TASK PROMPT: Among the records below, find each line that includes the string "things" and copy it.

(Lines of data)
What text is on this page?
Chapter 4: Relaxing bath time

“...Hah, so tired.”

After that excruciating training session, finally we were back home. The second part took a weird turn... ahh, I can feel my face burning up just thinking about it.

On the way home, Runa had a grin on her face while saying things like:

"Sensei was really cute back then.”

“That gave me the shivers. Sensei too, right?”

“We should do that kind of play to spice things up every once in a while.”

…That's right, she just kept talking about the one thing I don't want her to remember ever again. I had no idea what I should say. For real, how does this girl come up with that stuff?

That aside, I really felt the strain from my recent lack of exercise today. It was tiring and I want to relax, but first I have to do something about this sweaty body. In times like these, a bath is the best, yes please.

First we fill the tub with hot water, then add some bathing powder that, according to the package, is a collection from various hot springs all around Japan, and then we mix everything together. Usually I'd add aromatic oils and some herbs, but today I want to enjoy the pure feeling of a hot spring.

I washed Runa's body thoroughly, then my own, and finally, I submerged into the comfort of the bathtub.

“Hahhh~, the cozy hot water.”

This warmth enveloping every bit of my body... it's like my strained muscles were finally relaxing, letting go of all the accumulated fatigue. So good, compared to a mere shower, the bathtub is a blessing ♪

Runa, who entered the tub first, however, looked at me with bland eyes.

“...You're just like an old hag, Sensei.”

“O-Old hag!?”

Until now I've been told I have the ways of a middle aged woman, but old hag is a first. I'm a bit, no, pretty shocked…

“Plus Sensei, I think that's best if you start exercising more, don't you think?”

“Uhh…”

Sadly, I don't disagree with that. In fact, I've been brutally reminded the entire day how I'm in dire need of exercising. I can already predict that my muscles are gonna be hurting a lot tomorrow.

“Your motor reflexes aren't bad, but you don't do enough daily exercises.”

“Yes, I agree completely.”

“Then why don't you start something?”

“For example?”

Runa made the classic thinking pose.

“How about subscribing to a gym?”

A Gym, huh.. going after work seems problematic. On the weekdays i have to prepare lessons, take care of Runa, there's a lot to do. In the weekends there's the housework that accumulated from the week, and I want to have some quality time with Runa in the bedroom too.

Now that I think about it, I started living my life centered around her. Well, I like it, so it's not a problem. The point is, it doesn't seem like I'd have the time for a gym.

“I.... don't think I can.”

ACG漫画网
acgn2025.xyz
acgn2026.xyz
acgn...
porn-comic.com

* * *

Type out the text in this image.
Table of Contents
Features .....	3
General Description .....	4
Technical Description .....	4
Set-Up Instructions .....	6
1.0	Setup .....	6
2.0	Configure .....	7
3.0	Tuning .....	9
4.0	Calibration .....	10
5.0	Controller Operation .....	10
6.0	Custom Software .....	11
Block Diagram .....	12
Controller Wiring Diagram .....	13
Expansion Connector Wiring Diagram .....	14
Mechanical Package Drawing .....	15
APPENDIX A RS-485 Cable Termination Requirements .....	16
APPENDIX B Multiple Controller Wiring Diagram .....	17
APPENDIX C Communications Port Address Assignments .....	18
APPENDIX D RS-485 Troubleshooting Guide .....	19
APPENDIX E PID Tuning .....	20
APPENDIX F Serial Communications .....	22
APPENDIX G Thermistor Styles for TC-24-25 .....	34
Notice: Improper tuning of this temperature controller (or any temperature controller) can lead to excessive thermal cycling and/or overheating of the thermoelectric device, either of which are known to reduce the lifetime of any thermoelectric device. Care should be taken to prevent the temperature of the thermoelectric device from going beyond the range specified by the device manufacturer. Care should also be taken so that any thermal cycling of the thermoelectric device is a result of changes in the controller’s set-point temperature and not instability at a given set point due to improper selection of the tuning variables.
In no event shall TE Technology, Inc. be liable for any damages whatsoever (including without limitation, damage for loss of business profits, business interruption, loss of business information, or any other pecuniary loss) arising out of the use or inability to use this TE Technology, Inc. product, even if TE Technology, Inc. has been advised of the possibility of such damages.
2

EXERCISE SOLUTION:
On the way home, Runa had a grin on her face while saying things like:
“We should do that kind of play to spice things up every once in a while.”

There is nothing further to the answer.